Given records:
━━━━━━

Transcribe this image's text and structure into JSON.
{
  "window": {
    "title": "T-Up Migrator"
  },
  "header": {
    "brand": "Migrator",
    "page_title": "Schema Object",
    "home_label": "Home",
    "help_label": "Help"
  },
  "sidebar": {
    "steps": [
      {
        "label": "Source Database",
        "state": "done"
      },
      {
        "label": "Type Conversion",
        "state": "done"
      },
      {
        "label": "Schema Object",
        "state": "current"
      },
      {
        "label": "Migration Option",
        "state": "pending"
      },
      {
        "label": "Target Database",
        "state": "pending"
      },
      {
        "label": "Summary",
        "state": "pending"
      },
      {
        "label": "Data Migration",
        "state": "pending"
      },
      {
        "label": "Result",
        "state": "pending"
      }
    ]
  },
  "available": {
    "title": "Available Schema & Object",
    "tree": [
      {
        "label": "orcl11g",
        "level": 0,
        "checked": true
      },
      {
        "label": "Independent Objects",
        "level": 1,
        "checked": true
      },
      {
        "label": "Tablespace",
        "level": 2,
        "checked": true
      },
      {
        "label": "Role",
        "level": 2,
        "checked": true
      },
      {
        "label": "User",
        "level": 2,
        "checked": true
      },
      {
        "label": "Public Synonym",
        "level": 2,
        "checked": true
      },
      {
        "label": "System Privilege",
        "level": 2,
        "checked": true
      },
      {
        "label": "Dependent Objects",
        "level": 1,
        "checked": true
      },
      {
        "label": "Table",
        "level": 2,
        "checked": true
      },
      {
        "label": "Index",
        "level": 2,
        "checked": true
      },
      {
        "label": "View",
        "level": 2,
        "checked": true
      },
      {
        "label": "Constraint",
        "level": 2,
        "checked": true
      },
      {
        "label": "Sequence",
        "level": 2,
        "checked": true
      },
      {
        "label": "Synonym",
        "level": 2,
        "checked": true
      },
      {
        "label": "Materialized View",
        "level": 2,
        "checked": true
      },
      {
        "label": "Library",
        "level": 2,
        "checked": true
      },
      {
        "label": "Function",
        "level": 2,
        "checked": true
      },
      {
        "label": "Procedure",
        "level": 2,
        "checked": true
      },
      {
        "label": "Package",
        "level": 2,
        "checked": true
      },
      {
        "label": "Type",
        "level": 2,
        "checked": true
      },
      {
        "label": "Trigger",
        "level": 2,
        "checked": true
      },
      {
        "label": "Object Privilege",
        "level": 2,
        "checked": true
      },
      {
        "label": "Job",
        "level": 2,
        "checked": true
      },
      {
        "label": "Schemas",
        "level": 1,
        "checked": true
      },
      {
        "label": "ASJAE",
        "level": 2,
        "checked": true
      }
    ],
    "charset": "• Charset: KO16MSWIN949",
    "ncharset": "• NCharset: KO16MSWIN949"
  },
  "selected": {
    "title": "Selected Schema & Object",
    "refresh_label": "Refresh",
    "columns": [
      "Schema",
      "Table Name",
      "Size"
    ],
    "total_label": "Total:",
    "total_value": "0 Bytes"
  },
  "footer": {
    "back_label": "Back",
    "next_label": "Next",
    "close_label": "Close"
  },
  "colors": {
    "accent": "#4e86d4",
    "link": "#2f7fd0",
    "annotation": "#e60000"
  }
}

━━━━━━

Work required:
Collect every line from the records above that contains the word "Objects".

Expected answer:
        "label": "Independent Objects",
        "label": "Dependent Objects",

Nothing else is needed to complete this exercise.